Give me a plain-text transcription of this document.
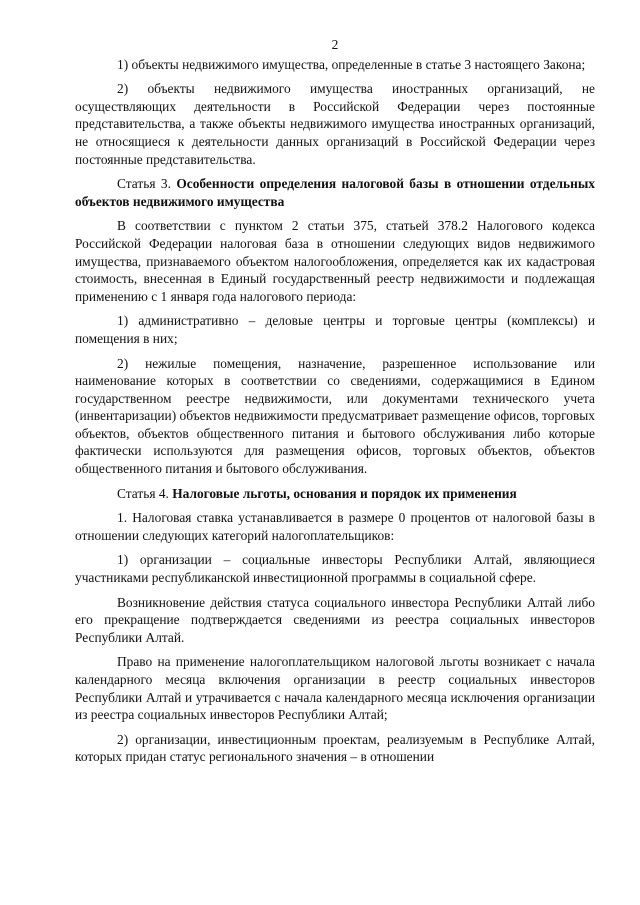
2

1) объекты недвижимого имущества, определенные в статье 3 настоящего Закона;

2) объекты недвижимого имущества иностранных организаций, не осуществляющих деятельности в Российской Федерации через постоянные представительства, а также объекты недвижимого имущества иностранных организаций, не относящиеся к деятельности данных организаций в Российской Федерации через постоянные представительства.

Статья 3. Особенности определения налоговой базы в отношении отдельных объектов недвижимого имущества

В соответствии с пунктом 2 статьи 375, статьей 378.2 Налогового кодекса Российской Федерации налоговая база в отношении следующих видов недвижимого имущества, признаваемого объектом налогообложения, определяется как их кадастровая стоимость, внесенная в Единый государственный реестр недвижимости и подлежащая применению с 1 января года налогового периода:

1) административно – деловые центры и торговые центры (комплексы) и помещения в них;

2) нежилые помещения, назначение, разрешенное использование или наименование которых в соответствии со сведениями, содержащимися в Едином государственном реестре недвижимости, или документами технического учета (инвентаризации) объектов недвижимости предусматривает размещение офисов, торговых объектов, объектов общественного питания и бытового обслуживания либо которые фактически используются для размещения офисов, торговых объектов, объектов общественного питания и бытового обслуживания.

Статья 4. Налоговые льготы, основания и порядок их применения

1. Налоговая ставка устанавливается в размере 0 процентов от налоговой базы в отношении следующих категорий налогоплательщиков:

1) организации – социальные инвесторы Республики Алтай, являющиеся участниками республиканской инвестиционной программы в социальной сфере.

Возникновение действия статуса социального инвестора Республики Алтай либо его прекращение подтверждается сведениями из реестра социальных инвесторов Республики Алтай.

Право на применение налогоплательщиком налоговой льготы возникает с начала календарного месяца включения организации в реестр социальных инвесторов Республики Алтай и утрачивается с начала календарного месяца исключения организации из реестра социальных инвесторов Республики Алтай;

2) организации, инвестиционным проектам, реализуемым в Республике Алтай, которых придан статус регионального значения – в отношении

==*==

Show the lines that mention the word "социальных".

Возникновение действия статуса социального инвестора Республики Алтай либо его прекращение подтверждается сведениями из реестра социальных инвесторов Республики Алтай.
Право на применение налогоплательщиком налоговой льготы возникает с начала календарного месяца включения организации в реестр социальных инвесторов Республики Алтай и утрачивается с начала календарного месяца исключения организации из реестра социальных инвесторов Республики Алтай;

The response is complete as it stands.